Trabajo por hacer – Copia el tramo que va desde la línea que contiene "data-point <box>355 412 375 432</box>" hasta la que contiene "y-tick-label: $0.5M <box>68 612 137 640</box>", ambas incluidas, y cambia "y-tick-label" por "y-axis-label" sin alterar nada más.

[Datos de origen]
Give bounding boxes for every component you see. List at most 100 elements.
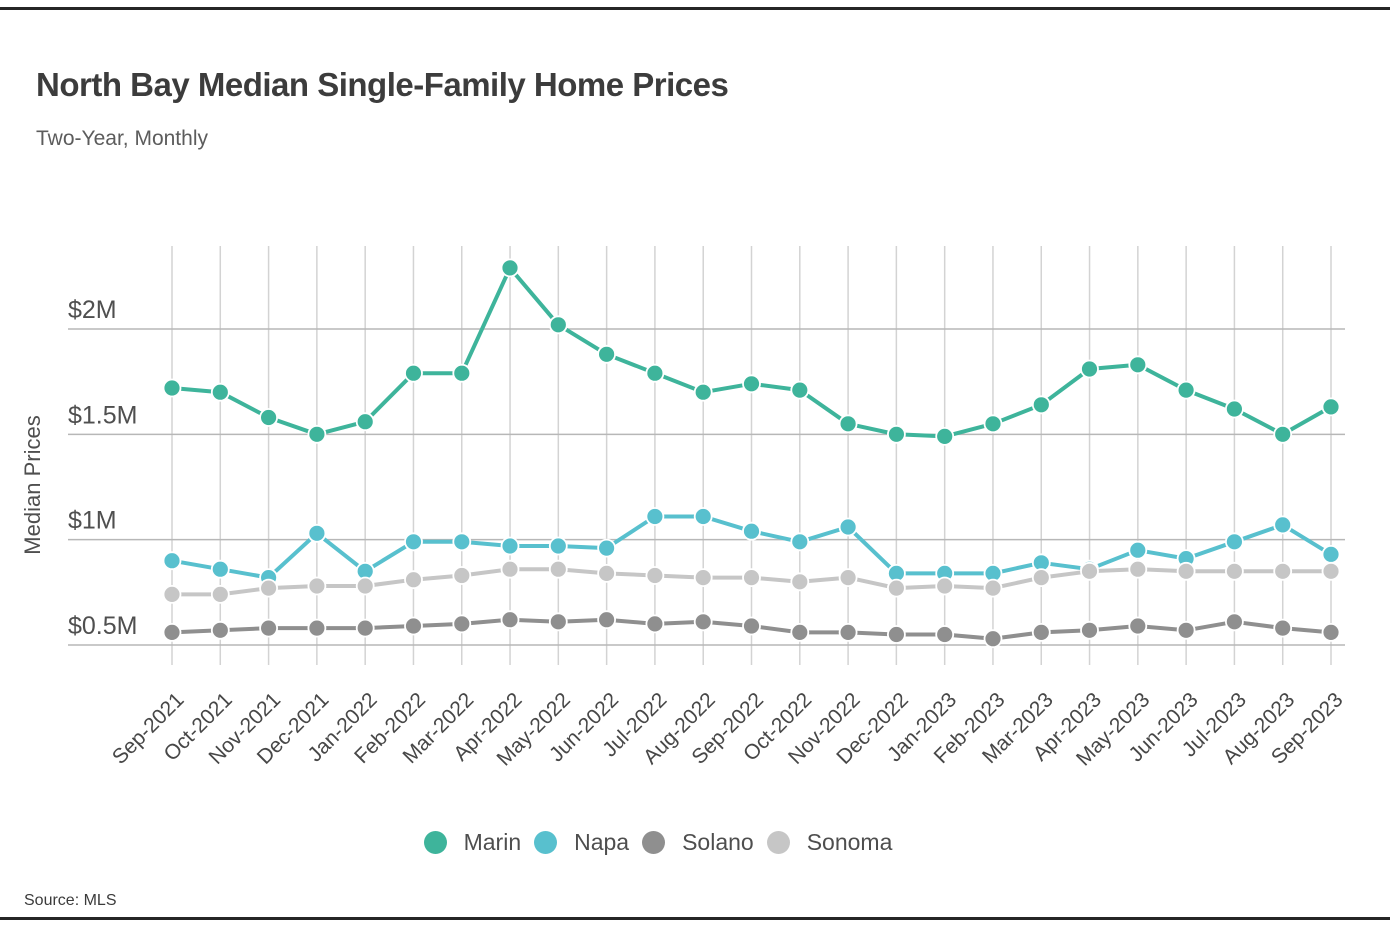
data-point <box>355 412 375 432</box>
data-point <box>210 620 230 640</box>
data-point <box>1273 424 1293 444</box>
data-point <box>1080 561 1099 581</box>
data-point <box>838 517 858 537</box>
data-point <box>597 344 616 364</box>
data-point <box>1273 618 1293 638</box>
data-point <box>1128 355 1148 375</box>
data-point <box>838 414 858 434</box>
data-point <box>1321 561 1341 581</box>
data-point <box>597 610 616 630</box>
data-point <box>500 536 520 556</box>
y-tick-label: $2M <box>68 296 117 324</box>
data-point <box>307 618 327 638</box>
data-point <box>790 380 810 400</box>
data-point <box>162 551 182 571</box>
data-point <box>452 566 472 585</box>
data-point <box>983 629 1003 649</box>
data-point <box>259 578 279 598</box>
data-point <box>500 559 520 579</box>
data-point <box>935 426 955 446</box>
data-point <box>1031 395 1051 415</box>
data-point <box>983 578 1003 598</box>
data-point <box>1128 559 1148 579</box>
x-gridlines <box>171 246 1332 665</box>
data-point <box>162 584 182 604</box>
data-point <box>838 568 858 588</box>
top-border-rule <box>0 7 1390 10</box>
data-point <box>162 378 182 398</box>
page-title: North Bay Median Single-Family Home Pric… <box>36 66 729 104</box>
y-tick-label: $0.5M <box>68 612 137 640</box>
legend-item-napa: Napa <box>534 829 629 856</box>
data-point <box>790 532 810 552</box>
data-point <box>1321 544 1341 564</box>
data-point <box>548 315 568 335</box>
data-point <box>404 532 423 552</box>
series-sonoma <box>162 559 1341 604</box>
data-point <box>404 363 423 383</box>
data-point <box>742 521 761 541</box>
data-point <box>1128 616 1148 636</box>
data-point <box>742 374 761 394</box>
legend-label: Sonoma <box>806 829 893 855</box>
data-point <box>1273 515 1293 535</box>
data-point <box>645 614 665 634</box>
data-point <box>742 616 761 636</box>
data-point <box>1031 622 1051 642</box>
legend-dot-icon <box>642 831 666 854</box>
data-point <box>1321 397 1341 417</box>
data-point <box>597 563 616 583</box>
data-point <box>1080 620 1099 640</box>
data-point <box>452 614 472 634</box>
data-point <box>355 576 375 596</box>
bottom-border-rule <box>0 917 1390 920</box>
data-point <box>790 622 810 642</box>
chart-legend: Marin Napa Solano Sonoma <box>0 829 1316 856</box>
data-point <box>404 616 423 636</box>
data-point <box>645 363 665 383</box>
x-tick-labels: Sep-2021Oct-2021Nov-2021Dec-2021Jan-2022… <box>108 688 1348 770</box>
data-point <box>500 258 520 278</box>
page-subtitle: Two-Year, Monthly <box>36 127 208 150</box>
data-point <box>1225 399 1244 419</box>
data-point <box>259 618 279 638</box>
source-note: Source: MLS <box>24 892 117 909</box>
data-point <box>307 576 327 596</box>
data-point <box>693 382 713 402</box>
data-point <box>259 408 279 427</box>
data-point <box>1225 532 1244 552</box>
data-point <box>935 576 955 596</box>
legend-dot-icon <box>534 831 558 854</box>
data-point <box>1176 561 1196 581</box>
data-point <box>693 507 713 526</box>
data-point <box>790 572 810 592</box>
legend-label: Napa <box>574 829 630 855</box>
data-point <box>983 414 1003 434</box>
data-point <box>887 424 906 444</box>
y-tick-labels: $0.5M $1M $1.5M $2M <box>68 296 137 640</box>
data-point <box>355 618 375 638</box>
data-point <box>887 578 906 598</box>
legend-item-marin: Marin <box>423 829 521 856</box>
series-marin <box>162 258 1341 446</box>
home-prices-line-chart: $0.5M $1M $1.5M $2M Median Prices Sep-2021Oct… <box>20 246 1348 771</box>
data-point <box>307 424 327 444</box>
data-point <box>645 566 665 585</box>
data-point <box>1176 620 1196 640</box>
legend-label: Solano <box>682 829 754 855</box>
legend-item-sonoma: Sonoma <box>766 829 893 856</box>
data-point <box>1273 561 1293 581</box>
legend-item-solano: Solano <box>642 829 754 856</box>
data-point <box>645 507 665 526</box>
data-point <box>500 610 520 630</box>
data-point <box>597 538 616 558</box>
legend-dot-icon <box>423 831 447 854</box>
series-solano <box>162 610 1341 649</box>
data-point <box>548 536 568 556</box>
data-point <box>548 612 568 632</box>
data-point <box>887 625 906 644</box>
y-tick-label: $1.5M <box>68 401 137 429</box>
data-point <box>210 559 230 579</box>
data-point <box>1321 622 1341 642</box>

Resultado del ejercicio –
data-point <box>355 412 375 432</box>
data-point <box>210 620 230 640</box>
data-point <box>1273 424 1293 444</box>
data-point <box>1080 561 1099 581</box>
data-point <box>838 517 858 537</box>
data-point <box>597 344 616 364</box>
data-point <box>1273 618 1293 638</box>
data-point <box>1128 355 1148 375</box>
data-point <box>838 414 858 434</box>
data-point <box>1321 561 1341 581</box>
data-point <box>597 610 616 630</box>
data-point <box>500 536 520 556</box>
y-axis-label: $2M <box>68 296 117 324</box>
data-point <box>307 618 327 638</box>
data-point <box>790 380 810 400</box>
data-point <box>162 551 182 571</box>
data-point <box>452 566 472 585</box>
data-point <box>983 629 1003 649</box>
data-point <box>259 578 279 598</box>
data-point <box>500 559 520 579</box>
data-point <box>935 426 955 446</box>
data-point <box>1031 395 1051 415</box>
data-point <box>983 578 1003 598</box>
data-point <box>1128 559 1148 579</box>
x-gridlines <box>171 246 1332 665</box>
data-point <box>162 584 182 604</box>
data-point <box>838 568 858 588</box>
top-border-rule <box>0 7 1390 10</box>
data-point <box>162 378 182 398</box>
page-title: North Bay Median Single-Family Home Pric… <box>36 66 729 104</box>
y-axis-label: $0.5M <box>68 612 137 640</box>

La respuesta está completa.